What needs to be done:
Check each line for the word "Восток" and give how many have it. Say nothing else.

== Recorded information ==

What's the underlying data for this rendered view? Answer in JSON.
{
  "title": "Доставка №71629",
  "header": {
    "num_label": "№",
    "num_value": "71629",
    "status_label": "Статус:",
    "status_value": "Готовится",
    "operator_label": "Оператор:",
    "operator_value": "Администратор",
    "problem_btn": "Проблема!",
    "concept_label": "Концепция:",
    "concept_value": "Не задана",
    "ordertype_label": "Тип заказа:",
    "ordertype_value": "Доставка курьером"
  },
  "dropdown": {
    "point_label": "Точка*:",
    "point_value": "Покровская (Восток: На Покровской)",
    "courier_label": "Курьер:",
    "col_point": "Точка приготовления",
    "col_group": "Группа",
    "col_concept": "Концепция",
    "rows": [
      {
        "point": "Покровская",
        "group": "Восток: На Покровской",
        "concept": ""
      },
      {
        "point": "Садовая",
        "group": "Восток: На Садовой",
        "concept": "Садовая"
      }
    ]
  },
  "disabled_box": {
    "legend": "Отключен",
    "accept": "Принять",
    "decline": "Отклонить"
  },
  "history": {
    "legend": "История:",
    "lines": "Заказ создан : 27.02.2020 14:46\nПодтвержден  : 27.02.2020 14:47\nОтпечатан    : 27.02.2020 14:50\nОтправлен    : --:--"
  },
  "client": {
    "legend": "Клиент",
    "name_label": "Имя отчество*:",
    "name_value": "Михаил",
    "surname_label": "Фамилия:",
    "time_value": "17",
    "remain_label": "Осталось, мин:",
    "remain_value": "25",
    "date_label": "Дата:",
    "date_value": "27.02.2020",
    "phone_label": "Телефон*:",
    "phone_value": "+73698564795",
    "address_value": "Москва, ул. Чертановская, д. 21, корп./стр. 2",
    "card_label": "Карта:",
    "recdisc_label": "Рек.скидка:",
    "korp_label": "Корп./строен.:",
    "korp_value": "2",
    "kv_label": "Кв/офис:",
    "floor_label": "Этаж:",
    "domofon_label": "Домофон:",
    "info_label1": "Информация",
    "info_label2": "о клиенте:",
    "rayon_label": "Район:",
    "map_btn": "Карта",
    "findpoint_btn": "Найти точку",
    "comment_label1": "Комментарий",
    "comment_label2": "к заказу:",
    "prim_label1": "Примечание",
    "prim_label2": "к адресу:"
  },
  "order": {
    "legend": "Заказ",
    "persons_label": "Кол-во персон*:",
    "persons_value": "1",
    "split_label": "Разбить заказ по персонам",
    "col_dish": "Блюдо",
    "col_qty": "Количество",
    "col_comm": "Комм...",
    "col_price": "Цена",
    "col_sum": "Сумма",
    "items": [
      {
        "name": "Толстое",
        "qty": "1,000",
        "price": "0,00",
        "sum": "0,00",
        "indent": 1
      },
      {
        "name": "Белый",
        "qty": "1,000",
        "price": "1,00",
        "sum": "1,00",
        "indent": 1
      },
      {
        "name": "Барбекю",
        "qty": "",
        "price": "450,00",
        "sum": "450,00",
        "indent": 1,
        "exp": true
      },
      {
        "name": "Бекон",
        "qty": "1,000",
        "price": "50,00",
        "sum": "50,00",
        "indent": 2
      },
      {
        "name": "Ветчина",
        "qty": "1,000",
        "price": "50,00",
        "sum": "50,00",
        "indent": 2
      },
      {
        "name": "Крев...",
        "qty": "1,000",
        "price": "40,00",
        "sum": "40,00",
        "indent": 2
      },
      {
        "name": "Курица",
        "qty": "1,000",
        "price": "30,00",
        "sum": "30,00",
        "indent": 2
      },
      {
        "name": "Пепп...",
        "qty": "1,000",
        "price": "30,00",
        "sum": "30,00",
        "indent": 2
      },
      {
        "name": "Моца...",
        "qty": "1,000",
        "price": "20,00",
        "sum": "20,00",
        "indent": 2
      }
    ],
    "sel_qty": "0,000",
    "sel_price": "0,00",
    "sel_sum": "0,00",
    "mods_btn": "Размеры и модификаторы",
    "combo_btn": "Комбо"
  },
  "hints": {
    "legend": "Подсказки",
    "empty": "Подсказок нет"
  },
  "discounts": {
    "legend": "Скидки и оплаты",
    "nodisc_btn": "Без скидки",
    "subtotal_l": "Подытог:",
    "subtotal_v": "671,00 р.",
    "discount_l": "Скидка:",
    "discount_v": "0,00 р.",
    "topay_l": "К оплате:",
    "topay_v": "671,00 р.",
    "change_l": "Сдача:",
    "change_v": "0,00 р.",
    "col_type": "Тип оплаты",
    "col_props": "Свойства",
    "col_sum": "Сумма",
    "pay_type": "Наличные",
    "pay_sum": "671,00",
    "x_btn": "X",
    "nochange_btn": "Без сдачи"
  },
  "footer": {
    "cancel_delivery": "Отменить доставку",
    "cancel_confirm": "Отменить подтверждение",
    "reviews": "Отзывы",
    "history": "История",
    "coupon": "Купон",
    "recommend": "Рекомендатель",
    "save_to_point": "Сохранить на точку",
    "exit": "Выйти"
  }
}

===

Result for this task:
3